- _WRITTEN TASK_
Repeat each entry in full, exactly.

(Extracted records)

--------------------------------------------------

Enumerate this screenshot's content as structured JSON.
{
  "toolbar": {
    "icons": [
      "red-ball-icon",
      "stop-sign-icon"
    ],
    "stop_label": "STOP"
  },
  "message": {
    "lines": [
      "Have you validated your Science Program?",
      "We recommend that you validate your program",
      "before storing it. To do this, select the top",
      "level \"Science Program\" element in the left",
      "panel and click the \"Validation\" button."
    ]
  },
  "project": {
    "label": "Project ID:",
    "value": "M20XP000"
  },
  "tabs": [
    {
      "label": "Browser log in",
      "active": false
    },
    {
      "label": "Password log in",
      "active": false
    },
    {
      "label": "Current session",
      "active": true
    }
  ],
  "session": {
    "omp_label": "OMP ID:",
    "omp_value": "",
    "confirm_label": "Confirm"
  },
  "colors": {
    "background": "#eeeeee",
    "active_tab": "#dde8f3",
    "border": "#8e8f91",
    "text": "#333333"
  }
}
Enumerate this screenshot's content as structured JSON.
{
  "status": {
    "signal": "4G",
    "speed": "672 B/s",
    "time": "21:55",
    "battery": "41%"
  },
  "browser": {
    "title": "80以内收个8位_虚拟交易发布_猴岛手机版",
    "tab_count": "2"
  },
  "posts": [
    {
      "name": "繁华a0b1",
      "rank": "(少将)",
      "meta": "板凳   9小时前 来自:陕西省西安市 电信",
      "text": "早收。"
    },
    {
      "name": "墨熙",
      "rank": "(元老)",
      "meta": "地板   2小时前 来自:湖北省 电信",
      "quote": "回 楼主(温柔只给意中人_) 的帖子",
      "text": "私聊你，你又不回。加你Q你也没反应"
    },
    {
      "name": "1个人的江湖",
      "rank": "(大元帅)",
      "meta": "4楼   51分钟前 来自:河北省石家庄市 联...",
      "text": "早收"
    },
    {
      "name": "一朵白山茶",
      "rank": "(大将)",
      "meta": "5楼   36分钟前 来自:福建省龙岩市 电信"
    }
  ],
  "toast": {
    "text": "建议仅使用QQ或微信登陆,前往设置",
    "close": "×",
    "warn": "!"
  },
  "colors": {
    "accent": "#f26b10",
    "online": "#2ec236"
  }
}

--------------------------------------------------

- _RESPONSE TO THE EXERCISE_
Enumerate this screenshot's content as structured JSON.
{
  "toolbar": {
    "icons": [
      "red-ball-icon",
      "stop-sign-icon"
    ],
    "stop_label": "STOP"
  },
  "message": {
    "lines": [
      "Have you validated your Science Program?",
      "We recommend that you validate your program",
      "before storing it. To do this, select the top",
      "level \"Science Program\" element in the left",
      "panel and click the \"Validation\" button."
    ]
  },
  "project": {
    "label": "Project ID:",
    "value": "M20XP000"
  },
  "tabs": [
    {
      "label": "Browser log in",
      "active": false
    },
    {
      "label": "Password log in",
      "active": false
    },
    {
      "label": "Current session",
      "active": true
    }
  ],
  "session": {
    "omp_label": "OMP ID:",
    "omp_value": "",
    "confirm_label": "Confirm"
  },
  "colors": {
    "background": "#eeeeee",
    "active_tab": "#dde8f3",
    "border": "#8e8f91",
    "text": "#333333"
  }
}
Enumerate this screenshot's content as structured JSON.
{
  "status": {
    "signal": "4G",
    "speed": "672 B/s",
    "time": "21:55",
    "battery": "41%"
  },
  "browser": {
    "title": "80以内收个8位_虚拟交易发布_猴岛手机版",
    "tab_count": "2"
  },
  "posts": [
    {
      "name": "繁华a0b1",
      "rank": "(少将)",
      "meta": "板凳   9小时前 来自:陕西省西安市 电信",
      "text": "早收。"
    },
    {
      "name": "墨熙",
      "rank": "(元老)",
      "meta": "地板   2小时前 来自:湖北省 电信",
      "quote": "回 楼主(温柔只给意中人_) 的帖子",
      "text": "私聊你，你又不回。加你Q你也没反应"
    },
    {
      "name": "1个人的江湖",
      "rank": "(大元帅)",
      "meta": "4楼   51分钟前 来自:河北省石家庄市 联...",
      "text": "早收"
    },
    {
      "name": "一朵白山茶",
      "rank": "(大将)",
      "meta": "5楼   36分钟前 来自:福建省龙岩市 电信"
    }
  ],
  "toast": {
    "text": "建议仅使用QQ或微信登陆,前往设置",
    "close": "×",
    "warn": "!"
  },
  "colors": {
    "accent": "#f26b10",
    "online": "#2ec236"
  }
}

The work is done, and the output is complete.